Lights! Camera! Plenary!: What goes into planning an all-online USCCB meeting

WASHINGTON (CNS) -- There's a theater adage that if you have a lousy dress rehearsal, you're likely to have a great performance.

Well, what if you had four dress rehearsals -- twice as many as you had anticipated -- and the outlook was still dodgy?

The adage still apparently held true for the U.S. Conference of Catholic Bishops' fall general meeting Nov. 16-17, held virtually due to the pandemic.

Considering the many complexities that had to be worked out, the entire two-day meeting worked out smoothly, said Amy Newlon, manager for meetings and events at the USCCB.

When the USCCB spring meeting was canceled, the thinking emerged that the U.S. bishops might not be able to gather in person in November either, according to Newlon.

"We started forming a working group back as early as May looking at all the implications," she told Catholic News Service in a Nov. 18 phone interview. "We started looking at what other bishops' conferences were doing" in lieu of in-person meetings.

EXTRACTED DATA →

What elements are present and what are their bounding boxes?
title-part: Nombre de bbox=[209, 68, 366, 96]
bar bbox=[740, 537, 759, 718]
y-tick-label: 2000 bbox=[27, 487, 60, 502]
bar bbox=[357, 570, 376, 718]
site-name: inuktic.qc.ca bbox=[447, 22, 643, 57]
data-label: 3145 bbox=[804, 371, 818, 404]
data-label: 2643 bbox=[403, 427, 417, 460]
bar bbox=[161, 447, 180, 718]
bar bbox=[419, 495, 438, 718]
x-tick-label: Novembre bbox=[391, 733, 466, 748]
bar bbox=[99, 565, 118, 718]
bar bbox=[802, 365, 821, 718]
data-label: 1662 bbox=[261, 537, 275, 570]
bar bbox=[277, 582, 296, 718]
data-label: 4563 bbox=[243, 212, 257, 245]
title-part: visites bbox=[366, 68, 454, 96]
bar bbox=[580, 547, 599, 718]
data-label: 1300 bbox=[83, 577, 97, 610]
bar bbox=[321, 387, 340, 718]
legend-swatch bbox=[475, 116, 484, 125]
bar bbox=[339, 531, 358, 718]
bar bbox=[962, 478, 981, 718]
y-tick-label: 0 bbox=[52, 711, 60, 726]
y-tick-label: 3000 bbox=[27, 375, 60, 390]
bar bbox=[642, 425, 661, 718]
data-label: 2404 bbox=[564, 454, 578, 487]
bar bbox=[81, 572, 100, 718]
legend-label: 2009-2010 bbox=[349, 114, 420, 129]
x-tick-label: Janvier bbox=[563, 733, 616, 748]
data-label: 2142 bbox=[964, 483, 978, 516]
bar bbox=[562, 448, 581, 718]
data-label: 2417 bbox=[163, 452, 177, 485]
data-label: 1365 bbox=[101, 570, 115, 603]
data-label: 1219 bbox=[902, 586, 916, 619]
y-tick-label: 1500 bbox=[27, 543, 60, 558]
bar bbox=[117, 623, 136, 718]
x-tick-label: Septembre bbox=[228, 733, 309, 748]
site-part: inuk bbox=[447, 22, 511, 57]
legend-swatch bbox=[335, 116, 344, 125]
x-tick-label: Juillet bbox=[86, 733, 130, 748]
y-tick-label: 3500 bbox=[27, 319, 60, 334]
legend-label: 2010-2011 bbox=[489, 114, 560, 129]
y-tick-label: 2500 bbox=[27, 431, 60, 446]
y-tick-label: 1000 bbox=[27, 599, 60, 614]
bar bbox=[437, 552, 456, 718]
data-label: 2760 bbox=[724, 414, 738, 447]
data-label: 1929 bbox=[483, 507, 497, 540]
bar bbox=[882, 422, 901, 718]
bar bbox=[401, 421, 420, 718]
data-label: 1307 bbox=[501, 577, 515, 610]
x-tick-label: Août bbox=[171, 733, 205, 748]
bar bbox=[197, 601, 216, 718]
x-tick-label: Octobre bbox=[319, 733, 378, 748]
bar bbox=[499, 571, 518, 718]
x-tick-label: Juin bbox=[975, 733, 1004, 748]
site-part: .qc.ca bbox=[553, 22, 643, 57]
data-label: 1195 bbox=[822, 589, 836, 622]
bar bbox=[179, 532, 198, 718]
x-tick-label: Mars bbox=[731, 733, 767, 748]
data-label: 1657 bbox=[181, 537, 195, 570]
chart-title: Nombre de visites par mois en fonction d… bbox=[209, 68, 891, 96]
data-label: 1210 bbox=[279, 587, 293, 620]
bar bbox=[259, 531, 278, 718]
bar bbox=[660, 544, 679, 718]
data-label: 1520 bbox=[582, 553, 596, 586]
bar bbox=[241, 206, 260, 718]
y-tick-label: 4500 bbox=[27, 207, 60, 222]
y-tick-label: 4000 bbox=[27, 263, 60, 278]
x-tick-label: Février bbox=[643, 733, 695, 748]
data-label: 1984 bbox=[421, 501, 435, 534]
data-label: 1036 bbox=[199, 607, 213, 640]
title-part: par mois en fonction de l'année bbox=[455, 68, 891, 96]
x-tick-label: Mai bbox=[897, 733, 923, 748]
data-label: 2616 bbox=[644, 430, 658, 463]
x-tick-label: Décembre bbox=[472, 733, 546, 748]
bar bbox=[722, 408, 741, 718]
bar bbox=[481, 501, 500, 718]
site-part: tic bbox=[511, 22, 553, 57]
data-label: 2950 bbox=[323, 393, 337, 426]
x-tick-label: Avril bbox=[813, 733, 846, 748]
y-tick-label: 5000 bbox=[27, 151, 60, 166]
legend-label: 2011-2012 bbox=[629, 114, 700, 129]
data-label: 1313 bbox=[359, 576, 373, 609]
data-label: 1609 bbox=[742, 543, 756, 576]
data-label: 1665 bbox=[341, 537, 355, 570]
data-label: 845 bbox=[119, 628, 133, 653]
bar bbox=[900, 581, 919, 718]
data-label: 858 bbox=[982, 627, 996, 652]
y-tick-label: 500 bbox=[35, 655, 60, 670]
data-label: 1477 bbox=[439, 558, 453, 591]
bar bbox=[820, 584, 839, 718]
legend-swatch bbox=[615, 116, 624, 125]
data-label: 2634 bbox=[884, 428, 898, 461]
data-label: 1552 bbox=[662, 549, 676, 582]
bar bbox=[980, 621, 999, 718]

CHECK YOUR UNDERSTANDING →
a - Using the article on planning the all-online USCCB meeting, answer these questions:
(i) On what dates was the fall general meeting held?
(ii) How many dress rehearsals were held for it?
(iii) As early as what month did the working group start forming?
b - In the article on planning the all-online USCCB meeting, rewrite more briefly the paragraph that begins "We started forming a working group," keeping its main facts.
c - Proceed with the article on planning the all-online USCCB meeting, picking up after its final sentence.

OUTPUTS BY TASK →
a -
(i) Nov. 16-17
(ii) Four, twice as many as anticipated
(iii) May

b - In a Nov. 18 phone interview with Catholic News Service, Newlon said a working group began forming as early as May. It examined all the implications and studied what other bishops' conferences were doing instead of meeting in person.

c -
"The actual decision didn't get made until August, but we were working on it, knowing that was probably a likely thing knowing the state of Maryland had a ban on conventions," Newlon said. For most of the 2000s, the USCCB has held its fall general meeting in Baltimore.

Next steps included considering what items the USCCB Administrative Committee, the governing body of the USCCB, might want to defer, she said, given that bishops would not likely want to sit in front of a computer screen for eight hours a day on three consecutive days.

"We were also investigating what would be the best virtual way to accomplish certain things," Newlon said. One example was voting. It was decided that mail ballots would work best when voting for a chairman and chairmen-elect of various USCCB committees, and that email would work when voting on action items presented during the plenary sessions.

But to run the meeting, the USCCB sent requests for proposals to production companies that were "very centered on their ability to make this event interactive," Newlon said. "We know this couldn't be a webinar."

She added, "We knew we needed the ability for them (individual bishops) to come to the camera to make interventions." The USCCB chose the St. Louis-based firm Switch, which had come recommended by the St. Louis-based Catholic Health Association.

But even to get this far, the bishops had to vote to suspend their bylaws requiring in-person meetings, Newlon told CNS.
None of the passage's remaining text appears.